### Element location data
★ ★ ★ ★ ★ ★ ★

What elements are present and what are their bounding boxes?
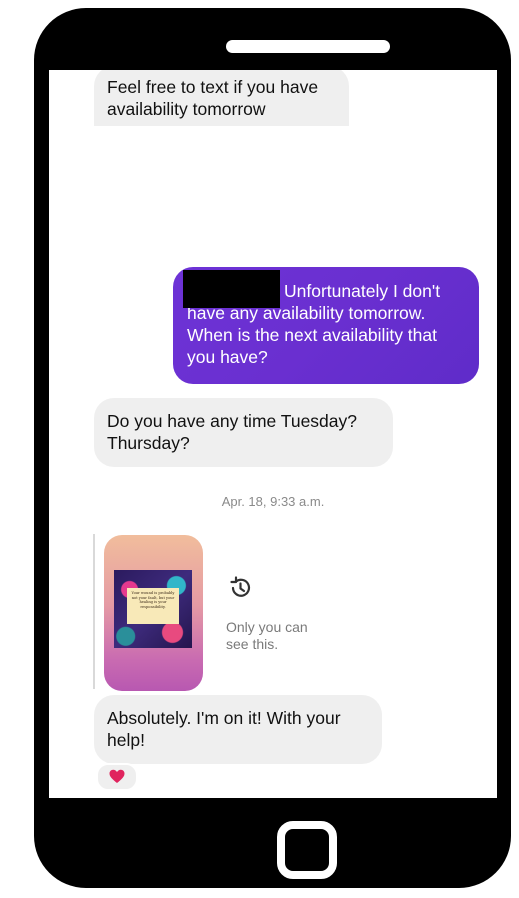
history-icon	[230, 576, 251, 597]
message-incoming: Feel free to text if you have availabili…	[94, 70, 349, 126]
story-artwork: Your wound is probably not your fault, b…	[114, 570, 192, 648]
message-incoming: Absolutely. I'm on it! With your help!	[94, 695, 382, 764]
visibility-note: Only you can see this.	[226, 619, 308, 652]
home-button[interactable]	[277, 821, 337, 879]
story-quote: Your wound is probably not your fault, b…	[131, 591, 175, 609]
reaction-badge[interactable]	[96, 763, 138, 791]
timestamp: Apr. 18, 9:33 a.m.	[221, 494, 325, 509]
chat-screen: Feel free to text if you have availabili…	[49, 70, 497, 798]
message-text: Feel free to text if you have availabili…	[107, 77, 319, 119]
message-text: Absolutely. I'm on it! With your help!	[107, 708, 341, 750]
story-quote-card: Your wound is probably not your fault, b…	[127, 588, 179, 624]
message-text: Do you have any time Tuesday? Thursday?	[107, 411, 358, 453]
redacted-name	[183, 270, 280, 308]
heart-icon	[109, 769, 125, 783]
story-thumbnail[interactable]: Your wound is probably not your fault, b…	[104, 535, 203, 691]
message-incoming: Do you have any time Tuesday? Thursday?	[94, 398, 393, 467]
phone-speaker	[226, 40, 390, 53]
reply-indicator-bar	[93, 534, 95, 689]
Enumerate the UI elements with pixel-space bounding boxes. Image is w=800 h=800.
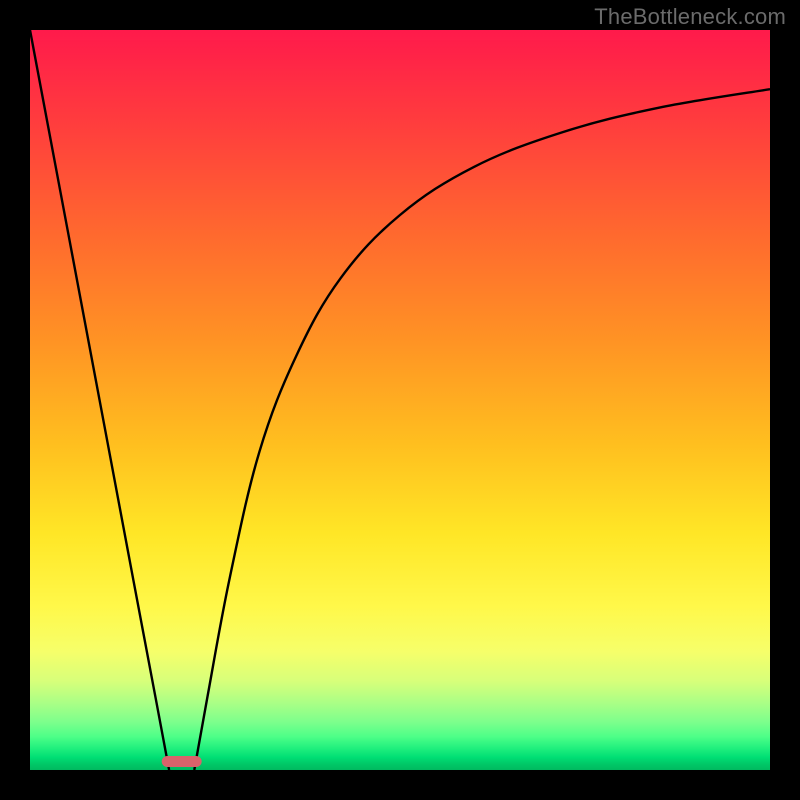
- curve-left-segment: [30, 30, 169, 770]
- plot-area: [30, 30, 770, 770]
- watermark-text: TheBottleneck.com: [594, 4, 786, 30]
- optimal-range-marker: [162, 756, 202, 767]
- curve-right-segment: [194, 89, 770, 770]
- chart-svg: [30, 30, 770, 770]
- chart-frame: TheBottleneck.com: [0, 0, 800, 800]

★ ★ ★ ★ ★ ★ ★

### TASK TO COMPLETE
Please update the lines from the one containing "- curve-left-segment: [30, 30, 169, 770]" through the end of the records, changing "chart-frame" to "chart-border" and leaving everything else unchanged. Give only those lines.

### CORRECT ANSWER
- curve-left-segment: [30, 30, 169, 770]
- plot-area: [30, 30, 770, 770]
- watermark-text: TheBottleneck.com: [594, 4, 786, 30]
- optimal-range-marker: [162, 756, 202, 767]
- curve-right-segment: [194, 89, 770, 770]
- chart-svg: [30, 30, 770, 770]
- chart-border: TheBottleneck.com: [0, 0, 800, 800]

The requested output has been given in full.